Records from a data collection
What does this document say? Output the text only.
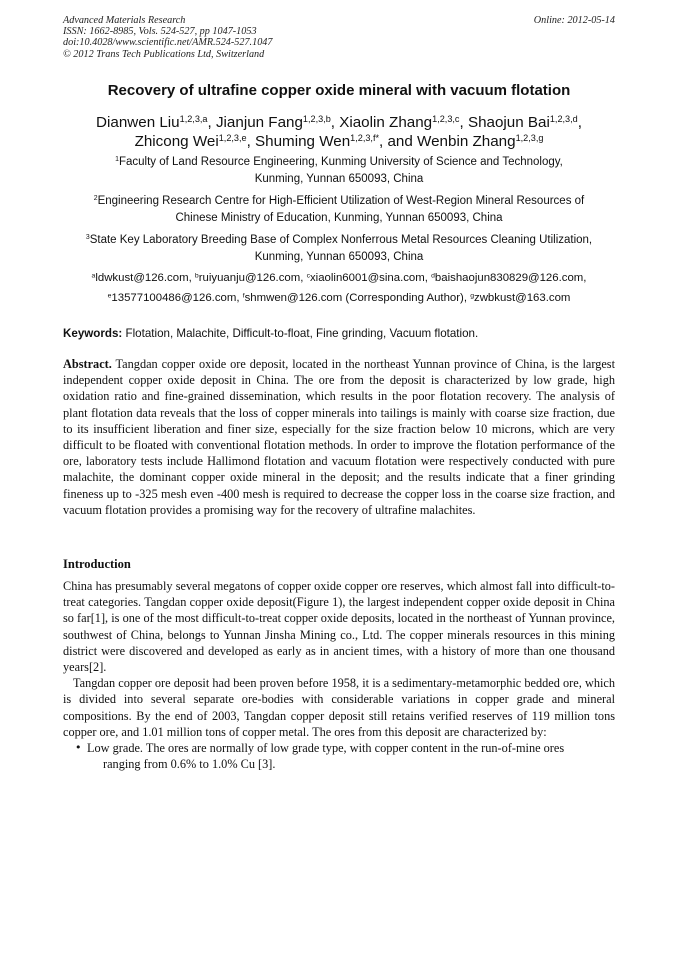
Advanced Materials Research
ISSN: 1662-8985, Vols. 524-527, pp 1047-1053
doi:10.4028/www.scientific.net/AMR.524-527.1047
© 2012 Trans Tech Publications Ltd, Switzerland
Online: 2012-05-14
Recovery of ultrafine copper oxide mineral with vacuum flotation
Dianwen Liu$^{1,2,3,a}$, Jianjun Fang$^{1,2,3,b}$, Xiaolin Zhang$^{1,2,3,c}$, Shaojun Bai$^{1,2,3,d}$,
Zhicong Wei$^{1,2,3,e}$, Shuming Wen$^{1,2,3,f*}$, and Wenbin Zhang$^{1,2,3,g}$
$^1$Faculty of Land Resource Engineering, Kunming University of Science and Technology,
Kunming, Yunnan 650093, China
$^2$Engineering Research Centre for High-Efficient Utilization of West-Region Mineral Resources of
Chinese Ministry of Education, Kunming, Yunnan 650093, China
$^3$State Key Laboratory Breeding Base of Complex Nonferrous Metal Resources Cleaning Utilization,
Kunming, Yunnan 650093, China
$^a$ldwkust@126.com, $^b$ruiyuanju@126.com, $^c$xiaolin6001@sina.com, $^d$baishaojun830829@126.com,
$^e$13577100486@126.com, $^f$shmwen@126.com (Corresponding Author), $^g$zwbkust@163.com
Keywords: Flotation, Malachite, Difficult-to-float, Fine grinding, Vacuum flotation.
Abstract. Tangdan copper oxide ore deposit, located in the northeast Yunnan province of China, is the largest independent copper oxide deposit in China. The ore from the deposit is characterized by low grade, high oxidation ratio and fine-grained dissemination, which results in the poor flotation recovery. The analysis of plant flotation data reveals that the loss of copper minerals into tailings is mainly with coarse size fraction, due to its insufficient liberation and finer size, especially for the size fraction below 10 microns, which are very difficult to be floated with conventional flotation methods. In order to improve the flotation performance of the ore, laboratory tests include Hallimond flotation and vacuum flotation were respectively conducted with pure malachite, the dominant copper oxide mineral in the deposit; and the results indicate that a finer grinding fineness up to -325 mesh even -400 mesh is required to decrease the copper loss in the coarse size fraction, and vacuum flotation provides a promising way for the recovery of ultrafine malachites.
Introduction

China has presumably several megatons of copper oxide copper ore reserves, which almost fall into difficult-to-treat categories. Tangdan copper oxide deposit(Figure 1), the largest independent copper oxide deposit in China so far[1], is one of the most difficult-to-treat copper oxide deposits, located in the northeast of Yunnan province, southwest of China, belongs to Yunnan Jinsha Mining co., Ltd. The copper minerals resources in this mining district were discovered and developed as early as in ancient times, with a history of more than one thousand years[2].

Tangdan copper ore deposit had been proven before 1958, it is a sedimentary-metamorphic bedded ore, which is divided into several separate ore-bodies with considerable variations in copper grade and mineral compositions. By the end of 2003, Tangdan copper deposit still retains verified reserves of 119 million tons copper ore, and 1.01 million tons of copper metal. The ores from this deposit are characterized by:

• Low grade. The ores are normally of low grade type, with copper content in the run-of-mine ores
ranging from 0.6% to 1.0% Cu [3].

**Your objective**
Copy the material shown above in full and exactly. Skip the pictures.

**Reply to the exercise**
What does this document say? Output the text only.
Advanced Materials Research
ISSN: 1662-8985, Vols. 524-527, pp 1047-1053
doi:10.4028/www.scientific.net/AMR.524-527.1047
© 2012 Trans Tech Publications Ltd, Switzerland
Online: 2012-05-14
Recovery of ultrafine copper oxide mineral with vacuum flotation
Dianwen Liu$^{1,2,3,a}$, Jianjun Fang$^{1,2,3,b}$, Xiaolin Zhang$^{1,2,3,c}$, Shaojun Bai$^{1,2,3,d}$,
Zhicong Wei$^{1,2,3,e}$, Shuming Wen$^{1,2,3,f*}$, and Wenbin Zhang$^{1,2,3,g}$
$^1$Faculty of Land Resource Engineering, Kunming University of Science and Technology,
Kunming, Yunnan 650093, China
$^2$Engineering Research Centre for High-Efficient Utilization of West-Region Mineral Resources of
Chinese Ministry of Education, Kunming, Yunnan 650093, China
$^3$State Key Laboratory Breeding Base of Complex Nonferrous Metal Resources Cleaning Utilization,
Kunming, Yunnan 650093, China
$^a$ldwkust@126.com, $^b$ruiyuanju@126.com, $^c$xiaolin6001@sina.com, $^d$baishaojun830829@126.com,
$^e$13577100486@126.com, $^f$shmwen@126.com (Corresponding Author), $^g$zwbkust@163.com
Keywords: Flotation, Malachite, Difficult-to-float, Fine grinding, Vacuum flotation.
Abstract. Tangdan copper oxide ore deposit, located in the northeast Yunnan province of China, is the largest independent copper oxide deposit in China. The ore from the deposit is characterized by low grade, high oxidation ratio and fine-grained dissemination, which results in the poor flotation recovery. The analysis of plant flotation data reveals that the loss of copper minerals into tailings is mainly with coarse size fraction, due to its insufficient liberation and finer size, especially for the size fraction below 10 microns, which are very difficult to be floated with conventional flotation methods. In order to improve the flotation performance of the ore, laboratory tests include Hallimond flotation and vacuum flotation were respectively conducted with pure malachite, the dominant copper oxide mineral in the deposit; and the results indicate that a finer grinding fineness up to -325 mesh even -400 mesh is required to decrease the copper loss in the coarse size fraction, and vacuum flotation provides a promising way for the recovery of ultrafine malachites.
Introduction

China has presumably several megatons of copper oxide copper ore reserves, which almost fall into difficult-to-treat categories. Tangdan copper oxide deposit(Figure 1), the largest independent copper oxide deposit in China so far[1], is one of the most difficult-to-treat copper oxide deposits, located in the northeast of Yunnan province, southwest of China, belongs to Yunnan Jinsha Mining co., Ltd. The copper minerals resources in this mining district were discovered and developed as early as in ancient times, with a history of more than one thousand years[2].

Tangdan copper ore deposit had been proven before 1958, it is a sedimentary-metamorphic bedded ore, which is divided into several separate ore-bodies with considerable variations in copper grade and mineral compositions. By the end of 2003, Tangdan copper deposit still retains verified reserves of 119 million tons copper ore, and 1.01 million tons of copper metal. The ores from this deposit are characterized by:

• Low grade. The ores are normally of low grade type, with copper content in the run-of-mine ores
ranging from 0.6% to 1.0% Cu [3].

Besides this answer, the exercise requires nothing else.